GIVEN INSTRUCTION. Go through the entries below and collect each line with the string "evaluation" in it.

EXTRACTED INFORMATION.
-------
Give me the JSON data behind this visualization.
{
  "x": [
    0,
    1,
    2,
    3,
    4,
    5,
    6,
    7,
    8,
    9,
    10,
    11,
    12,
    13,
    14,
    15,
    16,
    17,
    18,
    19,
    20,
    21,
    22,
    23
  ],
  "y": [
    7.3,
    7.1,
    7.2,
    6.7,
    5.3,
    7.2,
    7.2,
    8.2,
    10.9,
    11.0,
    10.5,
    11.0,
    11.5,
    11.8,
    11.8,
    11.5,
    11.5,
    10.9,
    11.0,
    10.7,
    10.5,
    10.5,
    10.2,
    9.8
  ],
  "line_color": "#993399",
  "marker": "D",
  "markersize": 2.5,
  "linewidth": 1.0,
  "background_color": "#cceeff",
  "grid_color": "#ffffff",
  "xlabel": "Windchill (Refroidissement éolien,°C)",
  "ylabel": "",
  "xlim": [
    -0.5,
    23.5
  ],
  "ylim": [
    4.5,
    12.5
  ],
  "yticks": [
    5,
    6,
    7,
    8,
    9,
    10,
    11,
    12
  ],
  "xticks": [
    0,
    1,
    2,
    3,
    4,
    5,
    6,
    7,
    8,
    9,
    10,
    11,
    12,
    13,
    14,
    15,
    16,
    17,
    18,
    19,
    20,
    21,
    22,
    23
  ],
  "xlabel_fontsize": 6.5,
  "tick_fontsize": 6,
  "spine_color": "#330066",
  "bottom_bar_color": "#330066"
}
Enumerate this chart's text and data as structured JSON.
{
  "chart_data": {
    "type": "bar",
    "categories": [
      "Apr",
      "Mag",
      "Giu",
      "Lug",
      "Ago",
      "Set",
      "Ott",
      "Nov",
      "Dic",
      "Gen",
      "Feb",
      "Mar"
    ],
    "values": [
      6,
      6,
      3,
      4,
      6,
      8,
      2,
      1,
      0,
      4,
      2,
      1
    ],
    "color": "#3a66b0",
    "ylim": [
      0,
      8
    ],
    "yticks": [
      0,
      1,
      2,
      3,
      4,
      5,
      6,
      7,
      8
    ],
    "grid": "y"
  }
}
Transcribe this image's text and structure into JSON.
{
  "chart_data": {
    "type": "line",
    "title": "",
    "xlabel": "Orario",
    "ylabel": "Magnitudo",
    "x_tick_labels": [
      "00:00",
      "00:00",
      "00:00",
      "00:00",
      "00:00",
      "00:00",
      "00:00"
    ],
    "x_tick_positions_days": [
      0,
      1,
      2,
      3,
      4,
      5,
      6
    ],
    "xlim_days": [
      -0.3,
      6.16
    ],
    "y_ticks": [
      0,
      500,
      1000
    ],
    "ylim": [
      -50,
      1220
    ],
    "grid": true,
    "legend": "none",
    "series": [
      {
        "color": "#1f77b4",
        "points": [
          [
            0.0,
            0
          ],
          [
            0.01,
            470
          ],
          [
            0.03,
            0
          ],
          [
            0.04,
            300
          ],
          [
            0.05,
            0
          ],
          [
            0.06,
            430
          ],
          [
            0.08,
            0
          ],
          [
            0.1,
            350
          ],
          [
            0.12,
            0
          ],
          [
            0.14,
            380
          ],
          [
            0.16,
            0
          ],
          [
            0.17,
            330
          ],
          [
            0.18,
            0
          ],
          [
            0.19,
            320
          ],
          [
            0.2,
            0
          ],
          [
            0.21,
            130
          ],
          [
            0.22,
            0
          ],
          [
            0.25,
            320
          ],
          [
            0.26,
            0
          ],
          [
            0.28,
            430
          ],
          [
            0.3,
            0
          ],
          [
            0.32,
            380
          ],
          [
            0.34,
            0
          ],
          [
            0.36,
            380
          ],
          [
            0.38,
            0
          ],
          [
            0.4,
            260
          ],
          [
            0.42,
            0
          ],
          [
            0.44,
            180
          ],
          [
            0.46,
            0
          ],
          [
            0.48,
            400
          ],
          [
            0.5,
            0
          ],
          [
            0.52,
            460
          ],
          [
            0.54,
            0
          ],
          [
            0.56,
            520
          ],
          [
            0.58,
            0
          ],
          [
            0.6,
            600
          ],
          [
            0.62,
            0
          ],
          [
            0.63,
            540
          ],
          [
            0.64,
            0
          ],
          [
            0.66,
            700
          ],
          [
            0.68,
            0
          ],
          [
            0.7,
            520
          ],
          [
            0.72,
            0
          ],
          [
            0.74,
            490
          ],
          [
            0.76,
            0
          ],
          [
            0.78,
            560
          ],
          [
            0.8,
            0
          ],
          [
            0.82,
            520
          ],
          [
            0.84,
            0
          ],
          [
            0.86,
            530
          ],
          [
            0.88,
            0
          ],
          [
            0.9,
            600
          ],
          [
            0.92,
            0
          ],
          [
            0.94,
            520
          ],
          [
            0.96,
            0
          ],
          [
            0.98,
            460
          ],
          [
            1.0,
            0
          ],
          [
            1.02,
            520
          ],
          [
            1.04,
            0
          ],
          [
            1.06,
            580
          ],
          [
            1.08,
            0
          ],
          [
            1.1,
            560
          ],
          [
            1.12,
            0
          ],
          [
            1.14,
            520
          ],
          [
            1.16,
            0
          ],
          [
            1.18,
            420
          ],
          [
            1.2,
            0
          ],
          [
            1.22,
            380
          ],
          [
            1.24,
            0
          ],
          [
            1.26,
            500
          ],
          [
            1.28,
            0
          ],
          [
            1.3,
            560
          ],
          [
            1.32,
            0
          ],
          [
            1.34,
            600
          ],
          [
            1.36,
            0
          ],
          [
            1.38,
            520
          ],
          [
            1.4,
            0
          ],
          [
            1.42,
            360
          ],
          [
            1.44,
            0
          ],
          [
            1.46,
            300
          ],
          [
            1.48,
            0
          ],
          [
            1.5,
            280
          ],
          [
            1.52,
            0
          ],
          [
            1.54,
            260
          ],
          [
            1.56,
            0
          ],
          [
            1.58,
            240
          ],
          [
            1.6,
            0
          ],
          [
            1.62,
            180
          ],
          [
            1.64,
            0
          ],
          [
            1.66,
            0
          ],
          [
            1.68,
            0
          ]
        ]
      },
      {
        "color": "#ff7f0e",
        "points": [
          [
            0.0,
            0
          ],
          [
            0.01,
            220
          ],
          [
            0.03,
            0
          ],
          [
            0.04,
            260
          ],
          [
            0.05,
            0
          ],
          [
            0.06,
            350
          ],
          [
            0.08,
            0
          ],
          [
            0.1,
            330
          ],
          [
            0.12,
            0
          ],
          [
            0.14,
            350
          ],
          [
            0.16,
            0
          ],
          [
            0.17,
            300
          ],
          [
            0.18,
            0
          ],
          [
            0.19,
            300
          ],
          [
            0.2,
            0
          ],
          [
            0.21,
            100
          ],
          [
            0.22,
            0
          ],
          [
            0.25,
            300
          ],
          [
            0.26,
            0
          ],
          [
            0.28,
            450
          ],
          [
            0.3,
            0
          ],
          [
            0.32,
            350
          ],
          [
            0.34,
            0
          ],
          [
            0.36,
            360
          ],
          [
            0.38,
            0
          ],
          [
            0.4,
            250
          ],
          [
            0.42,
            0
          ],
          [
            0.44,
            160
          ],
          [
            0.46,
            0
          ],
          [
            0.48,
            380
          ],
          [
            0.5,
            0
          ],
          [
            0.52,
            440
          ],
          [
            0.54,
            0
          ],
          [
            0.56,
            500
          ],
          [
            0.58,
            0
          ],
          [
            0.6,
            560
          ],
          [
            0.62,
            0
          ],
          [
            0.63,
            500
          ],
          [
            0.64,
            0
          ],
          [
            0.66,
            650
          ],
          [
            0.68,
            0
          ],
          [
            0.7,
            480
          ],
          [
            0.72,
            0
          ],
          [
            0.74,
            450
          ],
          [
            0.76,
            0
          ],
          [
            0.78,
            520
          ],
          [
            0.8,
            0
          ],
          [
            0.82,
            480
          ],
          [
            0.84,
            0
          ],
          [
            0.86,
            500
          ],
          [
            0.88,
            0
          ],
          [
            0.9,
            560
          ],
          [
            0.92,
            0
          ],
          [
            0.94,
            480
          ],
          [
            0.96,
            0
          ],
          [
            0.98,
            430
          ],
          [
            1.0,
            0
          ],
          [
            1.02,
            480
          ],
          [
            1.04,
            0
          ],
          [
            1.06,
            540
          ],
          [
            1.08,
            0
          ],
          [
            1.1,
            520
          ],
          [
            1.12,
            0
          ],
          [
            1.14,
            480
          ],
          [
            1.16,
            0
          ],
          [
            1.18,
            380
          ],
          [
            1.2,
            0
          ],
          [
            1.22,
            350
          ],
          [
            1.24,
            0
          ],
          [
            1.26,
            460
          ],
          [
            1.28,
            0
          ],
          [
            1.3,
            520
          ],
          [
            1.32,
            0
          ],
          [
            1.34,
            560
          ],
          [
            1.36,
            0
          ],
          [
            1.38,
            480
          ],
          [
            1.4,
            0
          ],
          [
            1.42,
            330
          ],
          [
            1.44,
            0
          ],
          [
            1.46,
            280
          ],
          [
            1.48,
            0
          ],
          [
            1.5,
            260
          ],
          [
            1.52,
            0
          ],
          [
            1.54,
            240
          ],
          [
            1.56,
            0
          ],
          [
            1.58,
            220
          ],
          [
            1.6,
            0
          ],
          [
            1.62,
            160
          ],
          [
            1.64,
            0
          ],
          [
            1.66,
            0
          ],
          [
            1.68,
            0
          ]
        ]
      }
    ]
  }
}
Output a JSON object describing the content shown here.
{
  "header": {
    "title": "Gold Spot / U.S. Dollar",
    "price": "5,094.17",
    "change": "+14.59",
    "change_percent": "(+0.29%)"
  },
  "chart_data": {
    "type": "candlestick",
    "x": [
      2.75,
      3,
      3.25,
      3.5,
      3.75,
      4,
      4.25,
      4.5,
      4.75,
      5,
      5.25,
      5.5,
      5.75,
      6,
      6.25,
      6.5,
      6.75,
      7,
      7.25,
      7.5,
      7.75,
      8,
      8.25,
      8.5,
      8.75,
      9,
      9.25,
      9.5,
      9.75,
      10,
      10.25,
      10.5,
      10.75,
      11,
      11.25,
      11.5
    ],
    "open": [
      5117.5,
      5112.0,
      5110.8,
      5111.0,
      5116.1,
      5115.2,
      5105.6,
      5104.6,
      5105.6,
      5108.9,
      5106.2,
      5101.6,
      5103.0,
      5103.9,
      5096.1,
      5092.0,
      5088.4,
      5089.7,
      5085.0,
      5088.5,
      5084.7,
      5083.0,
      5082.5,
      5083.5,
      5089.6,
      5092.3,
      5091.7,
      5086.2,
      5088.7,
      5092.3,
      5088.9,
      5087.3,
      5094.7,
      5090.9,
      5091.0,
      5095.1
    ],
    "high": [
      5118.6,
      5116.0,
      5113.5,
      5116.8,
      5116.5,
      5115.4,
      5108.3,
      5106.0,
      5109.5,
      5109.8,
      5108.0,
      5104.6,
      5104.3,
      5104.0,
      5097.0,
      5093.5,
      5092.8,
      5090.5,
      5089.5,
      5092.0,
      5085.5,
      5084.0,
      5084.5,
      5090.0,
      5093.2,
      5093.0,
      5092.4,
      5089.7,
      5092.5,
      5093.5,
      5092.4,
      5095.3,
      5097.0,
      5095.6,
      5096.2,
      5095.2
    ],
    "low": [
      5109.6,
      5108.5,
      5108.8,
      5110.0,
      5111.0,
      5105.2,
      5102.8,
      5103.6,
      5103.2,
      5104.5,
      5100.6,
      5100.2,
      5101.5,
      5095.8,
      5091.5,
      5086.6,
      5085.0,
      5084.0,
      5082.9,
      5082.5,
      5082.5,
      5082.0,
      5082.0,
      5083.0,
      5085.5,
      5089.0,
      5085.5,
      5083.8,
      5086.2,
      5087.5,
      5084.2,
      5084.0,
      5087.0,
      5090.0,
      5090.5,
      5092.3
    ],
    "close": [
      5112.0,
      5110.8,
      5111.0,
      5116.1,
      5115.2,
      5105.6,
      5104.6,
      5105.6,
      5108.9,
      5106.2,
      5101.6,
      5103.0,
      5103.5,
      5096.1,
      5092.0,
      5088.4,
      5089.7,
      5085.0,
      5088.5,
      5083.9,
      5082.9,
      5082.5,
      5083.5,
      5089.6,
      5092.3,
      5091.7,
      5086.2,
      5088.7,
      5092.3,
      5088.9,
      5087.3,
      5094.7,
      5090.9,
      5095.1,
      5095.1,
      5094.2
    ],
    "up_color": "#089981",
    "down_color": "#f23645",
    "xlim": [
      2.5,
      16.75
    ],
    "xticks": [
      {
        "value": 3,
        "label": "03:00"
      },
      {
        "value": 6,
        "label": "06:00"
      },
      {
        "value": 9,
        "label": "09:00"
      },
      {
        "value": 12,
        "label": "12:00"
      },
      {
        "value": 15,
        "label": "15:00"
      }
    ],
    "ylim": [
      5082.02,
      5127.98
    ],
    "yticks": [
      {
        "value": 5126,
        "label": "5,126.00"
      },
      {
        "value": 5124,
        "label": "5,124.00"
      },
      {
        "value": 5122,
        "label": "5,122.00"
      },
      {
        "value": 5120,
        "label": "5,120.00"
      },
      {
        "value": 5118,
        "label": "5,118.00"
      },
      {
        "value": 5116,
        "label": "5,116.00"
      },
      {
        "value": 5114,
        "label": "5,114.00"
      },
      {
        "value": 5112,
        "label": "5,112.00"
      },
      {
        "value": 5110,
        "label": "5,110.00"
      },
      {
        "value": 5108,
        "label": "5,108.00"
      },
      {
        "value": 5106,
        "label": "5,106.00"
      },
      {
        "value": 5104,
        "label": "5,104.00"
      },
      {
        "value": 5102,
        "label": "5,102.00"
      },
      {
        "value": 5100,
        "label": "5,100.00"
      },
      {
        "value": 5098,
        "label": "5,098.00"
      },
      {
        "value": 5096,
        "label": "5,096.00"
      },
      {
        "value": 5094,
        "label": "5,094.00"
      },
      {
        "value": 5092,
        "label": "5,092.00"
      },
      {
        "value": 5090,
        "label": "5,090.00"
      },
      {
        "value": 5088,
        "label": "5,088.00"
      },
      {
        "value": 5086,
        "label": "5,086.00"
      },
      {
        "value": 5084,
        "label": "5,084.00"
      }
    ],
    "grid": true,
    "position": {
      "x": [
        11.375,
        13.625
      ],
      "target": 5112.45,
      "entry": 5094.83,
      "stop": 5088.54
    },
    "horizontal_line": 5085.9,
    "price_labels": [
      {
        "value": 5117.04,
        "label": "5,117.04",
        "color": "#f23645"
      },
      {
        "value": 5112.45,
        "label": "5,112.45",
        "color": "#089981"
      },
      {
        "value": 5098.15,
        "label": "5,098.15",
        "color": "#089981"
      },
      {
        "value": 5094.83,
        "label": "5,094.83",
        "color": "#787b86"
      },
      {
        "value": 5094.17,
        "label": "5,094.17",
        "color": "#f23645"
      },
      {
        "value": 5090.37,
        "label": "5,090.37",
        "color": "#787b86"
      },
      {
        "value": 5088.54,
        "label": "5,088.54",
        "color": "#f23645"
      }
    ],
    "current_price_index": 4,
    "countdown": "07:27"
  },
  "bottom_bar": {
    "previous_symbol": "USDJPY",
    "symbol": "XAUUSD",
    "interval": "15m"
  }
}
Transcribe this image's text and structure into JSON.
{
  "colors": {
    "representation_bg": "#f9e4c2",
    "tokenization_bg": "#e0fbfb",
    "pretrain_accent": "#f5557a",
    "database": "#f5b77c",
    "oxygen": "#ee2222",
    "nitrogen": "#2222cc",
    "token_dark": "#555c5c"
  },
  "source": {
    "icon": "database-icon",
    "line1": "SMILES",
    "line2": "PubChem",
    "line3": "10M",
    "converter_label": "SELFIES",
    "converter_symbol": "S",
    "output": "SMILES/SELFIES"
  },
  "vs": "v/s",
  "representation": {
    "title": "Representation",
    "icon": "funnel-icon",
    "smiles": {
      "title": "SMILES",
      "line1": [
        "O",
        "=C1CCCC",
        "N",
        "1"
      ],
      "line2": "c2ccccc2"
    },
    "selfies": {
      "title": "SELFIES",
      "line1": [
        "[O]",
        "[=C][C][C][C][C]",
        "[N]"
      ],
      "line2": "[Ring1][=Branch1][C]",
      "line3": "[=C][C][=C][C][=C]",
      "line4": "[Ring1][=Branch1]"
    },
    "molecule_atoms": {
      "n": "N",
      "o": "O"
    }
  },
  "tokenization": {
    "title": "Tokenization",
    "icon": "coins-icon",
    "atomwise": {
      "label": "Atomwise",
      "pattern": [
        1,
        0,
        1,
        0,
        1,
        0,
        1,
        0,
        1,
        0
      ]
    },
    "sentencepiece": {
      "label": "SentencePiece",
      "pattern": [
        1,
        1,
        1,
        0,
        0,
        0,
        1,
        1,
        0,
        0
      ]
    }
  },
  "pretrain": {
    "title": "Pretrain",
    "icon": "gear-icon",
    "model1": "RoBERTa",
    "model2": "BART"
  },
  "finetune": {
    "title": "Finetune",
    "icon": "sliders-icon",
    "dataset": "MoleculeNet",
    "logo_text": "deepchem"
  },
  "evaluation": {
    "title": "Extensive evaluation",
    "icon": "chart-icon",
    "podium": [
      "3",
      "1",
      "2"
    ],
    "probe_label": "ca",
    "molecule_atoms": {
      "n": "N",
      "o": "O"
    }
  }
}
-------
REPLY TO THE EXERCISE.
  "evaluation": {
    "title": "Extensive evaluation",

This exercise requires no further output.